**Your task**.
In the listing below, count the lines with "jordan" and report only the figure.

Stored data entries

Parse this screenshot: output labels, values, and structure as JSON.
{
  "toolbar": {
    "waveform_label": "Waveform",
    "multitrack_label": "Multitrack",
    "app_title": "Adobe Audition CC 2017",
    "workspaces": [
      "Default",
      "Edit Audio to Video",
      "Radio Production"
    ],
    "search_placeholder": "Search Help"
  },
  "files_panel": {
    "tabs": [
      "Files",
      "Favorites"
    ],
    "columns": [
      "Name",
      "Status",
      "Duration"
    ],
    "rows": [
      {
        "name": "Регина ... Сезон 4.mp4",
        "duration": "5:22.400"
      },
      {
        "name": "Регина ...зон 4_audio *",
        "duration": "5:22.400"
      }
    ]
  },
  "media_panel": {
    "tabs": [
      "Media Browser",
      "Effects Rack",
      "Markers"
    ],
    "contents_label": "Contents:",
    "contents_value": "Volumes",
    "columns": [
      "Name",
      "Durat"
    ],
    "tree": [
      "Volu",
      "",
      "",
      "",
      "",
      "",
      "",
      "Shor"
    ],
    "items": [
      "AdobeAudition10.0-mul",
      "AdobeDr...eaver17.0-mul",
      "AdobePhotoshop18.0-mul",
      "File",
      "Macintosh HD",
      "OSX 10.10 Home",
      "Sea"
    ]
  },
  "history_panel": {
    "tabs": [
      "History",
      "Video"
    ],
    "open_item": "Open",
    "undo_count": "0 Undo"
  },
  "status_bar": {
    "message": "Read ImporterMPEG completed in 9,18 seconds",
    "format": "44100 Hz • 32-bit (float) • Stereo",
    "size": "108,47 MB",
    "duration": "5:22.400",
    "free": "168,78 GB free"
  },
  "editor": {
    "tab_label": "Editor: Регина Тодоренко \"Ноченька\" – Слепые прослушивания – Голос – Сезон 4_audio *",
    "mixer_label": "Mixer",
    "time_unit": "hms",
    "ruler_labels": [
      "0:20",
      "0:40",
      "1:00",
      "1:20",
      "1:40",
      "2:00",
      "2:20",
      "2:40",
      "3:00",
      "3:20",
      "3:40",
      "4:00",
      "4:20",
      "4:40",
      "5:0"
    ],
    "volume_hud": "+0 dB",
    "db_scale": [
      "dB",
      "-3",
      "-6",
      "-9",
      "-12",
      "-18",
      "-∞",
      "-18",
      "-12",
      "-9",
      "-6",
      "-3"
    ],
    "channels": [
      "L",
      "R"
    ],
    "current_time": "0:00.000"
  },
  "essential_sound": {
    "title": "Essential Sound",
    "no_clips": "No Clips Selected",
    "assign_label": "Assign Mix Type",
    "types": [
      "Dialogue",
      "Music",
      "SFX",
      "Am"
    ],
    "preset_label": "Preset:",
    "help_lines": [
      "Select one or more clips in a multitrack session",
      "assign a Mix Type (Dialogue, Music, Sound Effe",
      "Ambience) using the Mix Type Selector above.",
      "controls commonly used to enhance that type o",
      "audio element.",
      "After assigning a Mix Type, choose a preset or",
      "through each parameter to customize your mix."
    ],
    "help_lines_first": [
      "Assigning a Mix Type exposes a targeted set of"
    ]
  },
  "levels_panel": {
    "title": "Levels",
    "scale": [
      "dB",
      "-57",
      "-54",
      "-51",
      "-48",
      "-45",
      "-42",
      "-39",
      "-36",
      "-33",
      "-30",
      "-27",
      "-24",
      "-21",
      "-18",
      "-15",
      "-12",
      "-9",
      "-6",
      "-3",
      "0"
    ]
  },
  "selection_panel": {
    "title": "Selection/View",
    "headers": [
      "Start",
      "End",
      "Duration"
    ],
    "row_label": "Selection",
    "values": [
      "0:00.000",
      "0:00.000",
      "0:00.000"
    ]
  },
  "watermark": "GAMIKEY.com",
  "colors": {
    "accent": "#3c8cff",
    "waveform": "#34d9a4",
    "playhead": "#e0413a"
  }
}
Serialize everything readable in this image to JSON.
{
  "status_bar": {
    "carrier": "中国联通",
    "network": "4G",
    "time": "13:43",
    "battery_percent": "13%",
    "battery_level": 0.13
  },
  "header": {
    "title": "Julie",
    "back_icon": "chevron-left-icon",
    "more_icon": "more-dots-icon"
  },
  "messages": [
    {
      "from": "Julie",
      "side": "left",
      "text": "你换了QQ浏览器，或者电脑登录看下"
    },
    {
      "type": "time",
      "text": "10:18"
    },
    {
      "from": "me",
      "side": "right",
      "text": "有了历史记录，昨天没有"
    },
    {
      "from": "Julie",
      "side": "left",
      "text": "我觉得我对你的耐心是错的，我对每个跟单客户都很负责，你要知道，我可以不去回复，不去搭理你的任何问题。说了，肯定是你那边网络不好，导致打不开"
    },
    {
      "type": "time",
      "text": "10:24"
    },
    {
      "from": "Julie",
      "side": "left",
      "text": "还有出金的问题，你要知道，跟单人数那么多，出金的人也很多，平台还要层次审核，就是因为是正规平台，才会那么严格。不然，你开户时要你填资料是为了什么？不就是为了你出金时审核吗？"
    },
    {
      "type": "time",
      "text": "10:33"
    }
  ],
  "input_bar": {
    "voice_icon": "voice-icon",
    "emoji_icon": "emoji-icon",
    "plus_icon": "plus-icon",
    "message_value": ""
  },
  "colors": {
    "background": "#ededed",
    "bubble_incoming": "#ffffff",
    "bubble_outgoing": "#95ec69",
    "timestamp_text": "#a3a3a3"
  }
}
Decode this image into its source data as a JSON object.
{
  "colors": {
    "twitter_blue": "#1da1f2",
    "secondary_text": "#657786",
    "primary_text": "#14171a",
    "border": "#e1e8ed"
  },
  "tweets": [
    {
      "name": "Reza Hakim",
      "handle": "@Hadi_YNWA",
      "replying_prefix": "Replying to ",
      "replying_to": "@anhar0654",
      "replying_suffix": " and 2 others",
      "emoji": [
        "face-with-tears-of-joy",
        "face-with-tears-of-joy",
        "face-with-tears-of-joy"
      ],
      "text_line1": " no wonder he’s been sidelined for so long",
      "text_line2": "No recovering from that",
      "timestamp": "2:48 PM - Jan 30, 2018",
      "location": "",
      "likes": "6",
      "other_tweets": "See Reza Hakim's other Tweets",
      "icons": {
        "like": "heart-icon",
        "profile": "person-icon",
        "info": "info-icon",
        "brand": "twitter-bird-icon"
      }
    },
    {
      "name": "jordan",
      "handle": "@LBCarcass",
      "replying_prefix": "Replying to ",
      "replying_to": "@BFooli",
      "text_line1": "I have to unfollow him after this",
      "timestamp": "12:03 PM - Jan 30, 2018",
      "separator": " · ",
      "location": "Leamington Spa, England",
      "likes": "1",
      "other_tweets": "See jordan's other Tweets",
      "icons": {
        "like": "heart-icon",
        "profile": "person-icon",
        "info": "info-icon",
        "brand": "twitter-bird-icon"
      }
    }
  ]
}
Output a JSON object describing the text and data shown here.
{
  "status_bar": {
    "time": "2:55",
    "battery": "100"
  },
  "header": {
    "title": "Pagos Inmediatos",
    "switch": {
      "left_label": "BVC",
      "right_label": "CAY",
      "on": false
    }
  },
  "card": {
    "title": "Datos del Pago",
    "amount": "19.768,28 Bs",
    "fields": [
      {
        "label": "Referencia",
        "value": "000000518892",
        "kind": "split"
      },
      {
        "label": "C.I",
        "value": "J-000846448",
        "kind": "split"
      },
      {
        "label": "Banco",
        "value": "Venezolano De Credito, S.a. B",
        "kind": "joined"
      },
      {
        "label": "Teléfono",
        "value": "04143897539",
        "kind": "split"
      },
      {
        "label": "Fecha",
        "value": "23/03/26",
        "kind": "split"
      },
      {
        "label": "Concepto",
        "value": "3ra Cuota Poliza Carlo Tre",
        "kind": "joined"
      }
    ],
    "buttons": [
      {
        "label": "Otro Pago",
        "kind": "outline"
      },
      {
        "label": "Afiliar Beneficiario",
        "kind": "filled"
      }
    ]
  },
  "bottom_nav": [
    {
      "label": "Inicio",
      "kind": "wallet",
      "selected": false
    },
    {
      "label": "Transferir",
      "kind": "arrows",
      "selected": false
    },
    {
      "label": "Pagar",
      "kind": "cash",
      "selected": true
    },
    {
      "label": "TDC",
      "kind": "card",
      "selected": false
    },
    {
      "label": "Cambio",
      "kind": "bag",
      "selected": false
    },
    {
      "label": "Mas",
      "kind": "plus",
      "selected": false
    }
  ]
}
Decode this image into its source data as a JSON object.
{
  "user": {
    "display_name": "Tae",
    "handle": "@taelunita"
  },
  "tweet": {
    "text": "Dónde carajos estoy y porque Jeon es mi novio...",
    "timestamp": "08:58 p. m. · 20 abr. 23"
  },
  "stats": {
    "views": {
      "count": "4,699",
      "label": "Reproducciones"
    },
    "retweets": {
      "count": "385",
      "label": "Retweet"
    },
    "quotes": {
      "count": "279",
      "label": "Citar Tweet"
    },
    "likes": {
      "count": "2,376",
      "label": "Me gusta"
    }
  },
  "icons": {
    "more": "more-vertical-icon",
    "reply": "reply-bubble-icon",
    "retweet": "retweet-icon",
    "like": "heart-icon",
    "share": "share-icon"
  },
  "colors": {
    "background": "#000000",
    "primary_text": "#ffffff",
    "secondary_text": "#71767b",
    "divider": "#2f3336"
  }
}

**Task output**.
2